● Exercise objective:
Print the lines below exactly as they appear, starting with the line containing "- card-title: Посетить" and ending with the line containing "- hero-section: КАЖДЫЙ".

● Extracted entries:
--- --- ---

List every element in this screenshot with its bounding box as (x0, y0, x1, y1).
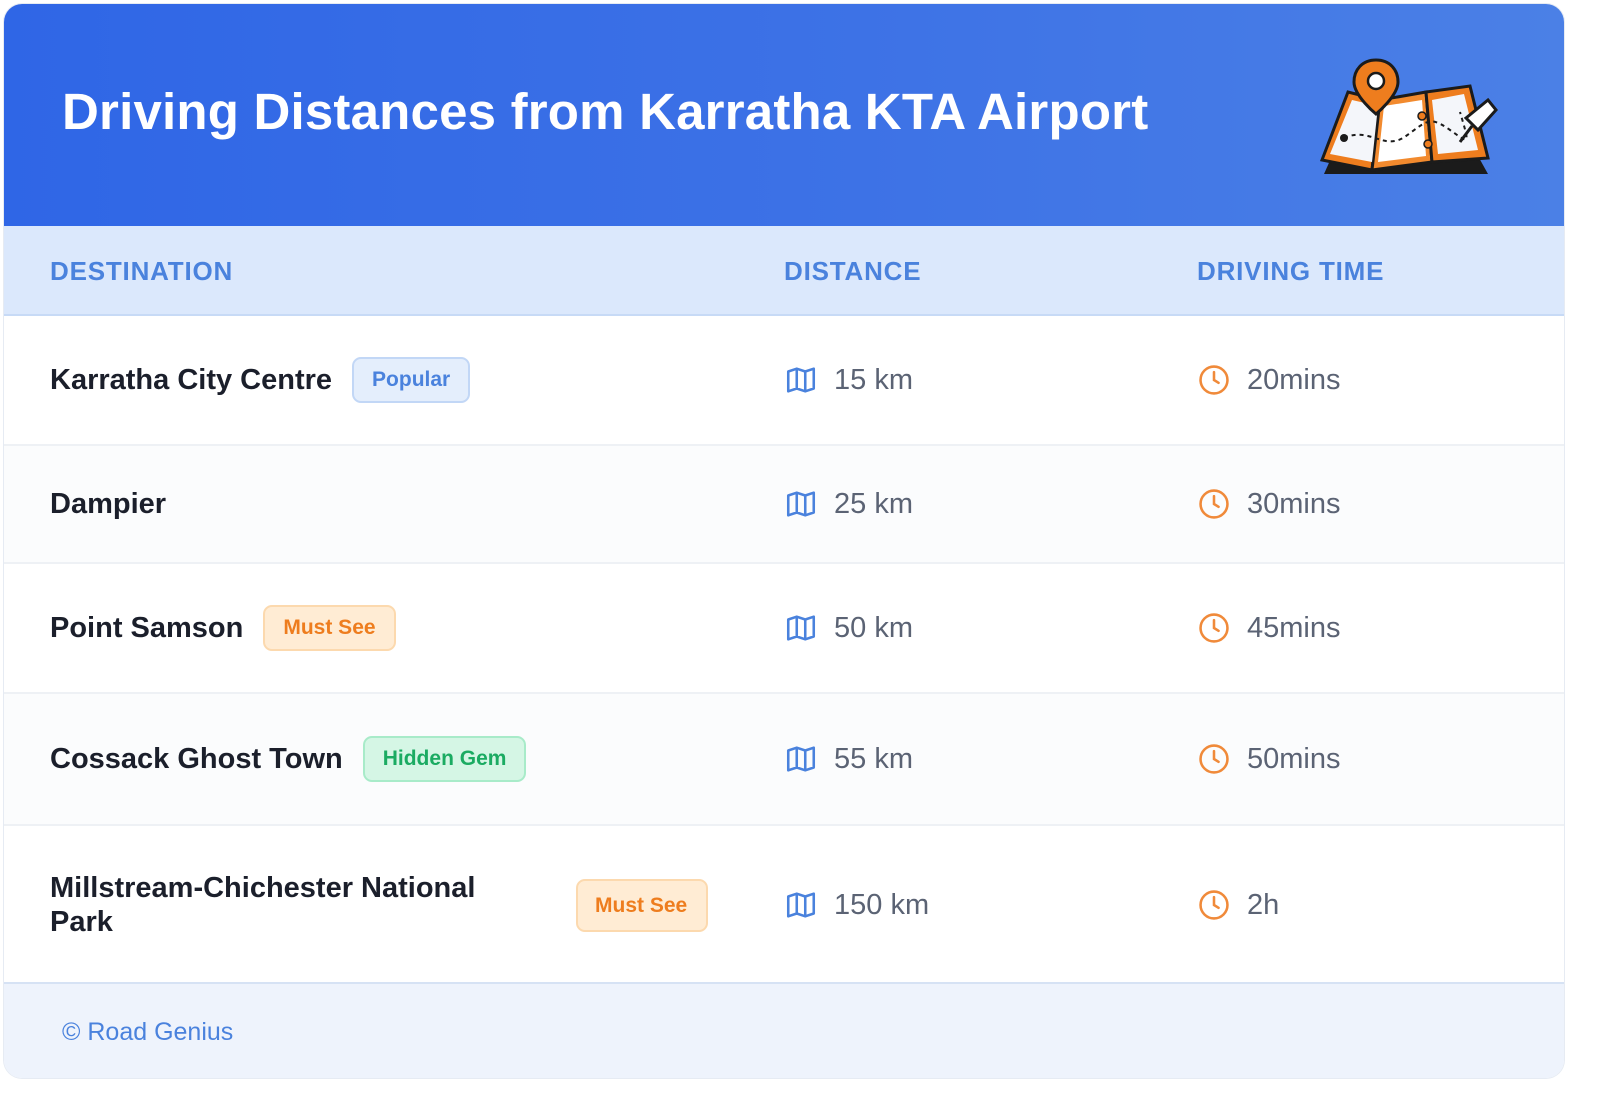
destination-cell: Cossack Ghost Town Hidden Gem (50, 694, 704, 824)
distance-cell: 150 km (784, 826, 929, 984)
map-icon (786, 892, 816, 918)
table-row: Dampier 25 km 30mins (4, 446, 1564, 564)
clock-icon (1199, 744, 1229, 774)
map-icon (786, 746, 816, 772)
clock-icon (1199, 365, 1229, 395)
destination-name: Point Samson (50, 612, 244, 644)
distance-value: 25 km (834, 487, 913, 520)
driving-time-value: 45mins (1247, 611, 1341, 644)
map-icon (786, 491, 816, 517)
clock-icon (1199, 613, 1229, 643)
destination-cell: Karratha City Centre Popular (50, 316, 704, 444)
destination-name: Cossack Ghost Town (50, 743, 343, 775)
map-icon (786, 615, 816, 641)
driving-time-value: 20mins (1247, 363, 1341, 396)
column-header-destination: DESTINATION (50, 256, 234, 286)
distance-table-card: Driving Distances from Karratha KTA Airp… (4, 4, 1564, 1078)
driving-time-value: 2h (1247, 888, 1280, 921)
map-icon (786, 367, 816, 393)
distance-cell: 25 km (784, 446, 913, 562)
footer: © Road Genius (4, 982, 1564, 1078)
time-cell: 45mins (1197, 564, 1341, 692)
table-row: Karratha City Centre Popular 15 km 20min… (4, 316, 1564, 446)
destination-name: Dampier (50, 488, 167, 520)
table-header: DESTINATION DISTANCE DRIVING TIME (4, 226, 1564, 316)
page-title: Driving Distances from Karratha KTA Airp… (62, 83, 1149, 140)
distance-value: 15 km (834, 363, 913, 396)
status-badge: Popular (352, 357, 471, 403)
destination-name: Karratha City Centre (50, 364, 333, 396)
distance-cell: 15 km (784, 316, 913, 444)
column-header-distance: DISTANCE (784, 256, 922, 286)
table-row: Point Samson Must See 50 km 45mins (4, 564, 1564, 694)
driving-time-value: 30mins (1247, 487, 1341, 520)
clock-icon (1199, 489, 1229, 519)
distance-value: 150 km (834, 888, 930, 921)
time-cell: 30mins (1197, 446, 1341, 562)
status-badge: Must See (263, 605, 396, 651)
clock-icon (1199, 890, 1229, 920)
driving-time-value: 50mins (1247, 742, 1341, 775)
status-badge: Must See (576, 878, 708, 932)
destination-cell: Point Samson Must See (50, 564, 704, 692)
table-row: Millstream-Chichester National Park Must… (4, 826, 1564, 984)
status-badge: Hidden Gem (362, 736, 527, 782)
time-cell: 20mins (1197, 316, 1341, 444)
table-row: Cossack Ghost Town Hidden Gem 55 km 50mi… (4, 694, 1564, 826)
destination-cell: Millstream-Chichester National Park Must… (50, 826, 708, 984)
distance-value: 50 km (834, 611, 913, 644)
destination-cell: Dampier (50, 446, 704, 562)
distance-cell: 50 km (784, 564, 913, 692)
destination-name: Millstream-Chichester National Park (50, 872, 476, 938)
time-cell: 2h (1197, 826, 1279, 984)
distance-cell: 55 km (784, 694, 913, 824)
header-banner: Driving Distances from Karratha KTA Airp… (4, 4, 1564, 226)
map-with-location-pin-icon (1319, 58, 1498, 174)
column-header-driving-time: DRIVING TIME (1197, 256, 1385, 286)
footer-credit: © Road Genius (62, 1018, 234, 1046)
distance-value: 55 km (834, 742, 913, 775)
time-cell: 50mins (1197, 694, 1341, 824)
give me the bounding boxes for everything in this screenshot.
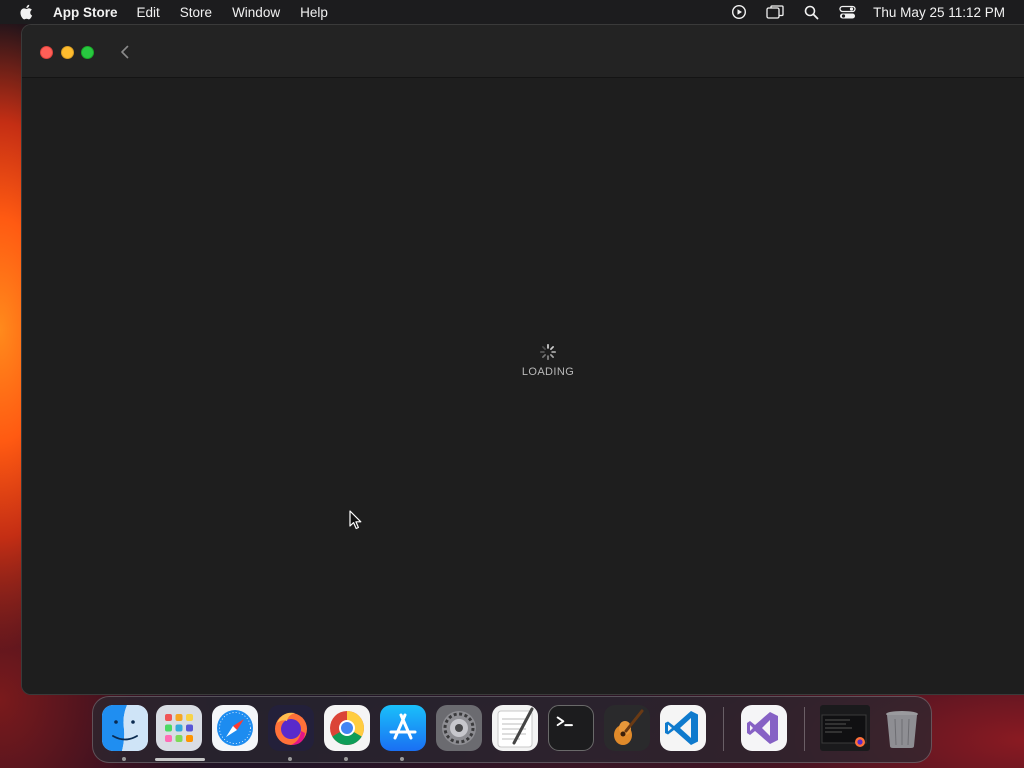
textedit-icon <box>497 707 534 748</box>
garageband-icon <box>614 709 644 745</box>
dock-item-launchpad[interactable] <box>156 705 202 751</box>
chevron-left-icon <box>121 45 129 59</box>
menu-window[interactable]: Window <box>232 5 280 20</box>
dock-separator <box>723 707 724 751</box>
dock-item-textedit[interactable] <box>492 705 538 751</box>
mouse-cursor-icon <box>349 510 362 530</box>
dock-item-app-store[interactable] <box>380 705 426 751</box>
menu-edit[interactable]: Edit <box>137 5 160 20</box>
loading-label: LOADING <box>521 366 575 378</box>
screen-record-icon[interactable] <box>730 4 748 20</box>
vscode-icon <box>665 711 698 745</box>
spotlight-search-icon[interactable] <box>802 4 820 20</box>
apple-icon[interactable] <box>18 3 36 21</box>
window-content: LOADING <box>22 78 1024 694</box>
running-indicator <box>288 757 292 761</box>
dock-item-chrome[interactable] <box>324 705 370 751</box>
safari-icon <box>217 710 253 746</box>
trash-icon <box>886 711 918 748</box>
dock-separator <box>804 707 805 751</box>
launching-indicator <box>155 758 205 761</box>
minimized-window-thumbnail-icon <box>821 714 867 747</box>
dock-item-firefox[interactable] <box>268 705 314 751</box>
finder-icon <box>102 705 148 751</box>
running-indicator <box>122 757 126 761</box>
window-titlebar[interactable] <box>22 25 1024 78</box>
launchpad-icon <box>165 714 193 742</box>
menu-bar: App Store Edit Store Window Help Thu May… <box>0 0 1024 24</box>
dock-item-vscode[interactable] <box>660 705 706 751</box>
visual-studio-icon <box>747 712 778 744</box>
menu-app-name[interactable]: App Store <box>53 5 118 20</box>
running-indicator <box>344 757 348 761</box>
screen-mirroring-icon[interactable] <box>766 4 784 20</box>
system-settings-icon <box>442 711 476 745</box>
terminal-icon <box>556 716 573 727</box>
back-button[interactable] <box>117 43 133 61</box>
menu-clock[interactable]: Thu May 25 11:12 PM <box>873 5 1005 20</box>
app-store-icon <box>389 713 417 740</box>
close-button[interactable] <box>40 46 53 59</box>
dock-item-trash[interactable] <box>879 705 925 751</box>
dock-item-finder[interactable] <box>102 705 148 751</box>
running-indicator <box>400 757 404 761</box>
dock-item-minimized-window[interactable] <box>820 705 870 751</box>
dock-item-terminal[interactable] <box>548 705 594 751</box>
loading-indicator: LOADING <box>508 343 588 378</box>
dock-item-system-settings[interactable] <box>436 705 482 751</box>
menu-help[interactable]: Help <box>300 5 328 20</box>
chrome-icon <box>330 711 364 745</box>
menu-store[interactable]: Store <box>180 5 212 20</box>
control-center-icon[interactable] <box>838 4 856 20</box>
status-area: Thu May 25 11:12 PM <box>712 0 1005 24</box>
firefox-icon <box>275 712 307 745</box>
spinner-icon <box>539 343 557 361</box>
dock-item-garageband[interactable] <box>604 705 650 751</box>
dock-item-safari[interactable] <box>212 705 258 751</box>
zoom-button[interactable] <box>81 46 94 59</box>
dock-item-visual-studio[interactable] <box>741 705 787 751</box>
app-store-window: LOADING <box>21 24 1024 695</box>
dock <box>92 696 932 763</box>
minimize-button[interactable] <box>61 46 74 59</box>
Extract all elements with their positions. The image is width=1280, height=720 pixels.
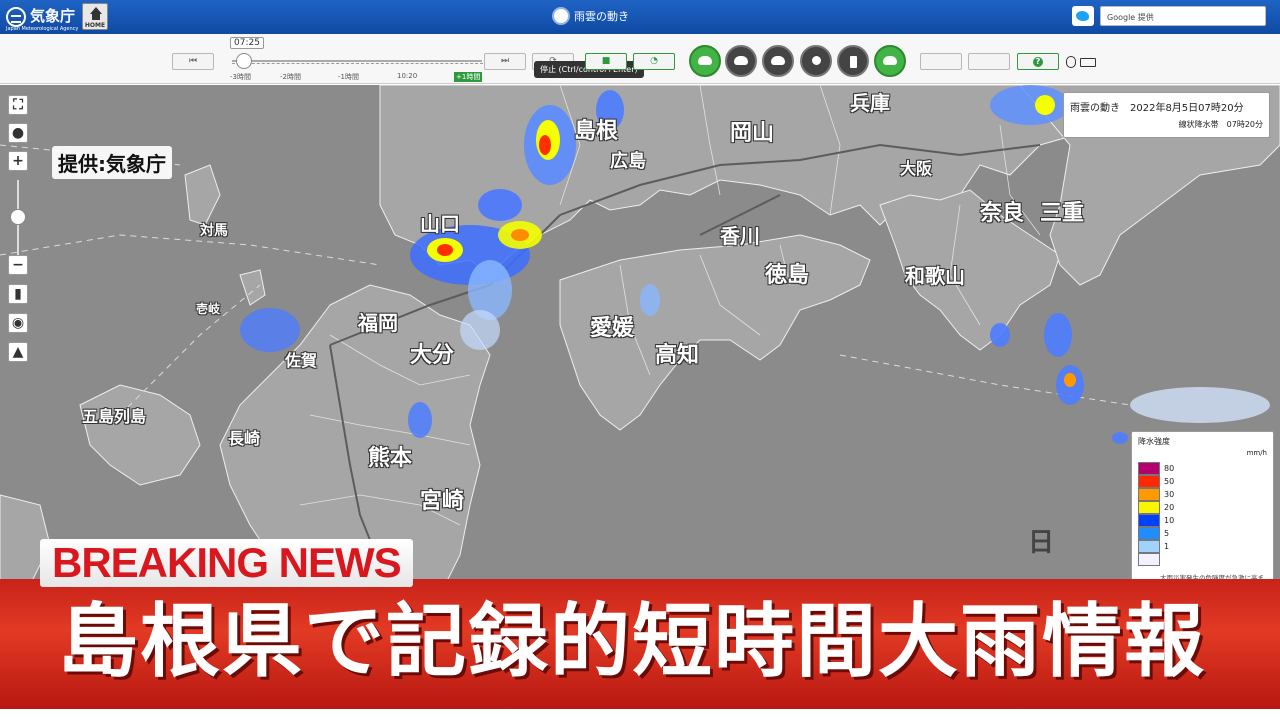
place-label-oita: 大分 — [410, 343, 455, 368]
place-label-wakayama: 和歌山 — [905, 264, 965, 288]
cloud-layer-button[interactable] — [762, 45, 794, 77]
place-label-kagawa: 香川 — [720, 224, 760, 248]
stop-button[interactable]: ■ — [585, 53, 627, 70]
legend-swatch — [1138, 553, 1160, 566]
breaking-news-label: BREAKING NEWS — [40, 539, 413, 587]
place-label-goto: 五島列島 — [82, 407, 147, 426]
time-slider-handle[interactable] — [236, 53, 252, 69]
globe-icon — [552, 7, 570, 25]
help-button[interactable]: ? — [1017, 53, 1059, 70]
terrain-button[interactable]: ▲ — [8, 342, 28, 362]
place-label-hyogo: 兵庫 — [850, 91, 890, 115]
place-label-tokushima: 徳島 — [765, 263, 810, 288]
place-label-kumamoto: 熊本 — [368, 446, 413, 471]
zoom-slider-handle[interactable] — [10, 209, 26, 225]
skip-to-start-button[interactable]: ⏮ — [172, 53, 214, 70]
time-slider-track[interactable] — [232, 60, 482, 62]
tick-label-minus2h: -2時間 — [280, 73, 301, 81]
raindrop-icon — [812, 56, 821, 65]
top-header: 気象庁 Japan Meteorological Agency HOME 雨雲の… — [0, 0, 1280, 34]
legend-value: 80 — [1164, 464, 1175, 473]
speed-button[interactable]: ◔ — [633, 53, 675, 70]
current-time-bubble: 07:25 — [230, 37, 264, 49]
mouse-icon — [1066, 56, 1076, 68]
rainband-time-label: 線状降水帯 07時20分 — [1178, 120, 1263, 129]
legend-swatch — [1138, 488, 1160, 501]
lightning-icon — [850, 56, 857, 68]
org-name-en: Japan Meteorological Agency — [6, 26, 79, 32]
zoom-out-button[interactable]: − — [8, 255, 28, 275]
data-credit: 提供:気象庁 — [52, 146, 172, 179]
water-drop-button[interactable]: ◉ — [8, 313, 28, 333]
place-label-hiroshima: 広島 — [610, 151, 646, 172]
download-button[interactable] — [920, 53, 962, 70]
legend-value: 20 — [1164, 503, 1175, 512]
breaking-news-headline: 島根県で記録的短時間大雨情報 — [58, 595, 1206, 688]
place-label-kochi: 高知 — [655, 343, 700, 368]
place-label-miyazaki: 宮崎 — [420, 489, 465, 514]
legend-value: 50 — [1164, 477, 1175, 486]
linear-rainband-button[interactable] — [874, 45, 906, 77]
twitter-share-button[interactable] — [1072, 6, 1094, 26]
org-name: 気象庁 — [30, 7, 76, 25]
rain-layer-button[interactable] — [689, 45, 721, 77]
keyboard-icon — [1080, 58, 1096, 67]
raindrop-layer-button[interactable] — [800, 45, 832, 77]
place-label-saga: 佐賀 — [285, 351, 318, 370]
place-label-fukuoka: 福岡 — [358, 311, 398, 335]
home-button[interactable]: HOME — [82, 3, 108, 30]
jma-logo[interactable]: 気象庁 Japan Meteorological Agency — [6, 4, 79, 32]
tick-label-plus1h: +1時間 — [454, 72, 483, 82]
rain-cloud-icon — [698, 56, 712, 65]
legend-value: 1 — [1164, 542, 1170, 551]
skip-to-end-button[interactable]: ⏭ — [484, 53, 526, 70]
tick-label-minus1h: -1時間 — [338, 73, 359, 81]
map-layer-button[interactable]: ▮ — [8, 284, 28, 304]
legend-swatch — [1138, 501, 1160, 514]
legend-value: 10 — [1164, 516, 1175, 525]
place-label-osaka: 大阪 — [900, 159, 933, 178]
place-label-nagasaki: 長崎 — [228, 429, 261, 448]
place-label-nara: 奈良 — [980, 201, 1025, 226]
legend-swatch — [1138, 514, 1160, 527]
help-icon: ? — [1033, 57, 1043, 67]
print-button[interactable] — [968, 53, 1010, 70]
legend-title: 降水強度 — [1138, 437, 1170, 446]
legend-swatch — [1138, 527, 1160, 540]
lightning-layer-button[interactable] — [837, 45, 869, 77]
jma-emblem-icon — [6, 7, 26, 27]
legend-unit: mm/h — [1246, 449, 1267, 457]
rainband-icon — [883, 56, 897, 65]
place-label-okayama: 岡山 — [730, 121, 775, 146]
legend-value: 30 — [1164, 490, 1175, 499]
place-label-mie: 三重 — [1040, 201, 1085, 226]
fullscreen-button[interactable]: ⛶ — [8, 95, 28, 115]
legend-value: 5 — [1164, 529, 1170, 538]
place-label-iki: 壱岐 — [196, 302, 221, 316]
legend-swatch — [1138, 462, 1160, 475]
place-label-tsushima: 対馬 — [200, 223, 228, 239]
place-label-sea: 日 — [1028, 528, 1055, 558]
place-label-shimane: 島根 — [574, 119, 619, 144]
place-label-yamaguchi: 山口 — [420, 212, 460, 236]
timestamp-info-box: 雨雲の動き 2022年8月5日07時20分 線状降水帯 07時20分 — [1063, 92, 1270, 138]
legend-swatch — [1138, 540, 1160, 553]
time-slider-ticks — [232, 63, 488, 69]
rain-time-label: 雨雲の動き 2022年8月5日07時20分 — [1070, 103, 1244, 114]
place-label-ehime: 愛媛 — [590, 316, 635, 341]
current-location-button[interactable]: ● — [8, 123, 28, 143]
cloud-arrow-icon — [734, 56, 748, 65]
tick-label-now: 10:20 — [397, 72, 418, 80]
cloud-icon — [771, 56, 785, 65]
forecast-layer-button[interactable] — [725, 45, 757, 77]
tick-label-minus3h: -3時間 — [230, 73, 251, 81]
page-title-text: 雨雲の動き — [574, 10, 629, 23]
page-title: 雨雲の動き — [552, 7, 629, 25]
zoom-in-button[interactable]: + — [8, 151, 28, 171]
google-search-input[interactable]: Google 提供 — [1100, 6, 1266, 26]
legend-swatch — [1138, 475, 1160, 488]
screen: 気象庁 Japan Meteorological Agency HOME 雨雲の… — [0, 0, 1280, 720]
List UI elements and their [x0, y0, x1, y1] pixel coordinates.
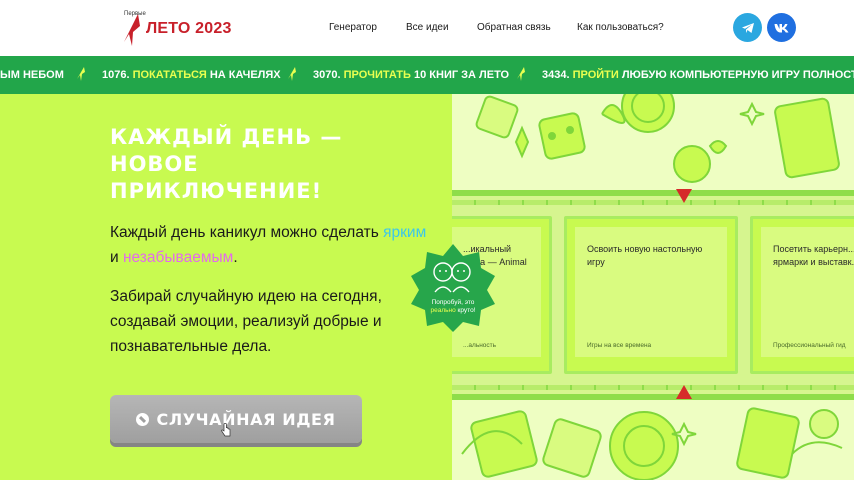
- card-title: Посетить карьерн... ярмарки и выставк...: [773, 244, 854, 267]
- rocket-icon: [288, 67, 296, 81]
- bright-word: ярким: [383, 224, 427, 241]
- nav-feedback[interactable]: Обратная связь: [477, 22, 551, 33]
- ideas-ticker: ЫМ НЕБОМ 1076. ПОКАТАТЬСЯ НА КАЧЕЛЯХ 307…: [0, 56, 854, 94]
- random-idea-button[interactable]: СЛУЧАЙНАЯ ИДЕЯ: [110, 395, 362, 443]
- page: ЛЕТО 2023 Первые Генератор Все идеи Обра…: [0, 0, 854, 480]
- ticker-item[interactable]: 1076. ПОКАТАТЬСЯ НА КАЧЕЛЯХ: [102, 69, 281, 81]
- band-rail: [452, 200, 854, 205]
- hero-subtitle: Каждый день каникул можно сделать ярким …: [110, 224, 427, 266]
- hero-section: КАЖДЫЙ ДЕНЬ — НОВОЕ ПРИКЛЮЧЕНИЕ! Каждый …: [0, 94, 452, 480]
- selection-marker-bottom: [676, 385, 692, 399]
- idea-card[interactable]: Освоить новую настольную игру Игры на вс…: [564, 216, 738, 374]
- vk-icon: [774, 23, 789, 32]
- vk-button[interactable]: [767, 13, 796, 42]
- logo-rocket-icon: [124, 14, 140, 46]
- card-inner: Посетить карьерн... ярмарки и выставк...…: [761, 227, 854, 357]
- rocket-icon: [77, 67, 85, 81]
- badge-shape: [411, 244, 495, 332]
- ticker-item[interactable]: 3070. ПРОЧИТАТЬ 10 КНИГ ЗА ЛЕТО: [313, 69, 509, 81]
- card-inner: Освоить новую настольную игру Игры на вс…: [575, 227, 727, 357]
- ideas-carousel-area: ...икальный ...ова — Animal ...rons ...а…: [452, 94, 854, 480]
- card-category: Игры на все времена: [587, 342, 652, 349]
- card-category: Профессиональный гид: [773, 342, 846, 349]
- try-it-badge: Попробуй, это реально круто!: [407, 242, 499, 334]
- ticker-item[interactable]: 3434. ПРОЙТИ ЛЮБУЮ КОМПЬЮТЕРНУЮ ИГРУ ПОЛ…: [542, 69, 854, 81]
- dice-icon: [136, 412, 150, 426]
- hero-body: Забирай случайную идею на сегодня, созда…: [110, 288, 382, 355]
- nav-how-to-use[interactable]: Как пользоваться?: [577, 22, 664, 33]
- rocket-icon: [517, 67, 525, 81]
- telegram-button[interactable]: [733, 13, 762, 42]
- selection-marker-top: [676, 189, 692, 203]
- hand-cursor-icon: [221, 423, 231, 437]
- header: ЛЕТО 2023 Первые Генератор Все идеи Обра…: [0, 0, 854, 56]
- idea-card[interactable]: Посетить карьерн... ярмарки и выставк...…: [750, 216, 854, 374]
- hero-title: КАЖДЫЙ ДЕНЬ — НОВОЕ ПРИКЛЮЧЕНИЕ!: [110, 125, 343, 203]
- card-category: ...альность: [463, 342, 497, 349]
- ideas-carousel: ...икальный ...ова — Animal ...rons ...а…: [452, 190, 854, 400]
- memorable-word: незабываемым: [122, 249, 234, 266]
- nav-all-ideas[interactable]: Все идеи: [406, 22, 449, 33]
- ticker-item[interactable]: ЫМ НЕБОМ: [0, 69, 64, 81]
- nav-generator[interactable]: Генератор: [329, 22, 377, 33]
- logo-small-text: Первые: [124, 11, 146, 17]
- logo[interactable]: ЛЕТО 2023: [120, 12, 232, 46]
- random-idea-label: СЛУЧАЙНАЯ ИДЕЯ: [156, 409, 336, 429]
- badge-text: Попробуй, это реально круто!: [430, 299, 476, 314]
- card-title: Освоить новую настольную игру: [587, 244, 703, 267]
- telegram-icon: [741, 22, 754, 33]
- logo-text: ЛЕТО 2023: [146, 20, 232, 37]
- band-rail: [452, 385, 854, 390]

--- --- ---

● Solution:
- card-title: Посетить карьерн... ярмарки и выставк...: [773, 244, 854, 267]
- rocket-icon: [288, 67, 296, 81]
- bright-word: ярким: [383, 224, 427, 241]
- nav-feedback[interactable]: Обратная связь: [477, 22, 551, 33]
- ideas-ticker: ЫМ НЕБОМ 1076. ПОКАТАТЬСЯ НА КАЧЕЛЯХ 307…: [0, 56, 854, 94]
- random-idea-button[interactable]: СЛУЧАЙНАЯ ИДЕЯ: [110, 395, 362, 443]
- page: ЛЕТО 2023 Первые Генератор Все идеи Обра…: [0, 0, 854, 480]
- ticker-item[interactable]: 1076. ПОКАТАТЬСЯ НА КАЧЕЛЯХ: [102, 69, 281, 81]
- band-rail: [452, 200, 854, 205]
- hero-subtitle: Каждый день каникул можно сделать ярким …: [110, 224, 427, 266]
- hero-section: КАЖДЫЙ ДЕНЬ — НОВОЕ ПРИКЛЮЧЕНИЕ! Каждый …: [0, 94, 452, 480]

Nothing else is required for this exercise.